Available records.
= = = = =

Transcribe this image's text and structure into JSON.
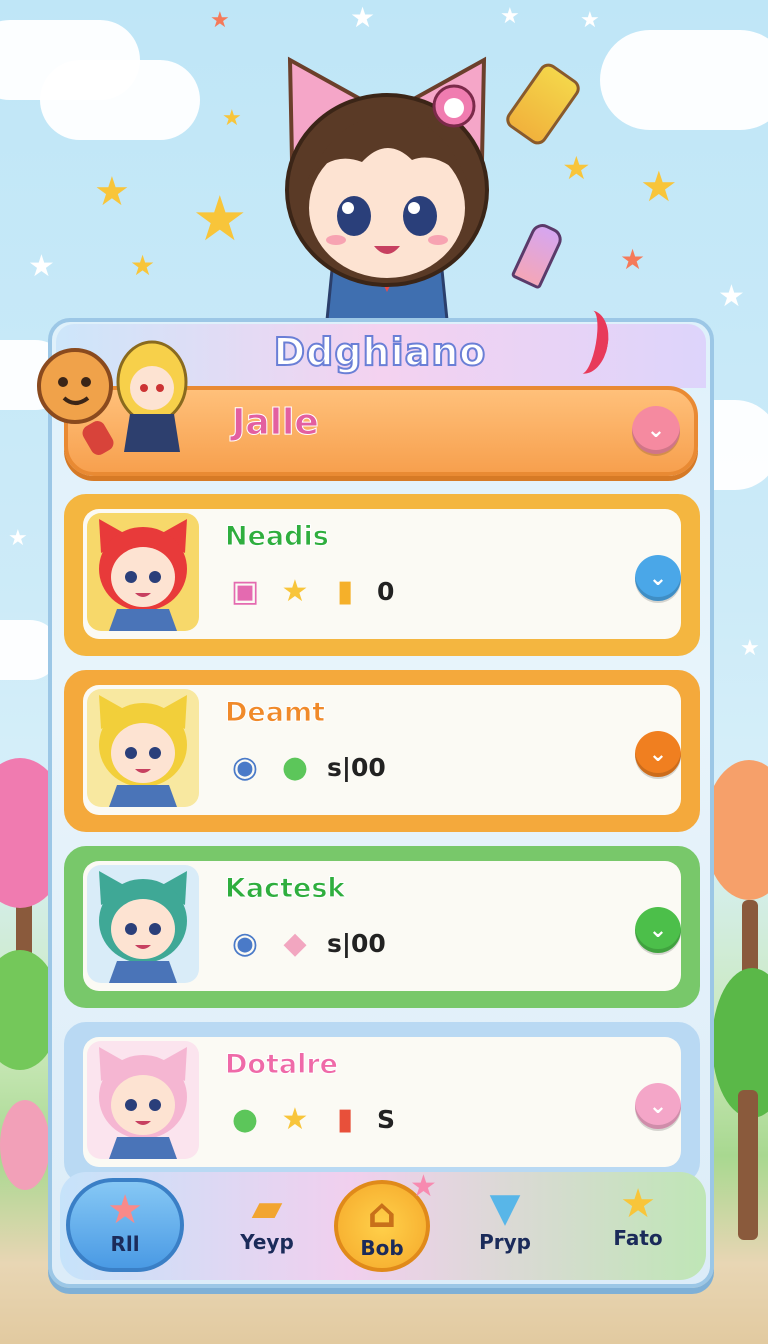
{
  "header": {
    "title": "Ddghiano"
  },
  "user": {
    "name": "Jalle",
    "chevron": "chevron-down-icon"
  },
  "cards": [
    {
      "title": "Neadis",
      "value": "0",
      "accent": "#f4b640",
      "title_color": "#2fae3e",
      "chevron_color": "#4aa7e8",
      "items": [
        "gift-icon",
        "star-icon",
        "juice-icon"
      ]
    },
    {
      "title": "Deamt",
      "value": "s|00",
      "accent": "#f4a93c",
      "title_color": "#f08a2a",
      "chevron_color": "#f07f20",
      "items": [
        "scroll-icon",
        "slime-icon"
      ]
    },
    {
      "title": "Kactesk",
      "value": "s|00",
      "accent": "#78c86a",
      "title_color": "#2fae3e",
      "chevron_color": "#4cbf4a",
      "items": [
        "scroll-icon",
        "cake-icon"
      ]
    },
    {
      "title": "Dotalre",
      "value": "S",
      "accent": "#b9d9f3",
      "title_color": "#ef6aa8",
      "chevron_color": "#f4a6c8",
      "items": [
        "slime-icon",
        "star-icon",
        "popsicle-icon"
      ]
    }
  ],
  "nav": [
    {
      "label": "Rll",
      "icon": "star-icon"
    },
    {
      "label": "Yeyp",
      "icon": "folder-icon"
    },
    {
      "label": "Bob",
      "icon": "home-icon"
    },
    {
      "label": "Pryp",
      "icon": "tag-icon"
    },
    {
      "label": "Fato",
      "icon": "star-icon"
    }
  ]
}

= = = = =

What the task requires. All records should be output exactly, with the pictures left out.

Solved problem.
Transcribe this image's text and structure into JSON.
{
  "header": {
    "title": "Ddghiano"
  },
  "user": {
    "name": "Jalle",
    "chevron": "chevron-down-icon"
  },
  "cards": [
    {
      "title": "Neadis",
      "value": "0",
      "accent": "#f4b640",
      "title_color": "#2fae3e",
      "chevron_color": "#4aa7e8",
      "items": [
        "gift-icon",
        "star-icon",
        "juice-icon"
      ]
    },
    {
      "title": "Deamt",
      "value": "s|00",
      "accent": "#f4a93c",
      "title_color": "#f08a2a",
      "chevron_color": "#f07f20",
      "items": [
        "scroll-icon",
        "slime-icon"
      ]
    },
    {
      "title": "Kactesk",
      "value": "s|00",
      "accent": "#78c86a",
      "title_color": "#2fae3e",
      "chevron_color": "#4cbf4a",
      "items": [
        "scroll-icon",
        "cake-icon"
      ]
    },
    {
      "title": "Dotalre",
      "value": "S",
      "accent": "#b9d9f3",
      "title_color": "#ef6aa8",
      "chevron_color": "#f4a6c8",
      "items": [
        "slime-icon",
        "star-icon",
        "popsicle-icon"
      ]
    }
  ],
  "nav": [
    {
      "label": "Rll",
      "icon": "star-icon"
    },
    {
      "label": "Yeyp",
      "icon": "folder-icon"
    },
    {
      "label": "Bob",
      "icon": "home-icon"
    },
    {
      "label": "Pryp",
      "icon": "tag-icon"
    },
    {
      "label": "Fato",
      "icon": "star-icon"
    }
  ]
}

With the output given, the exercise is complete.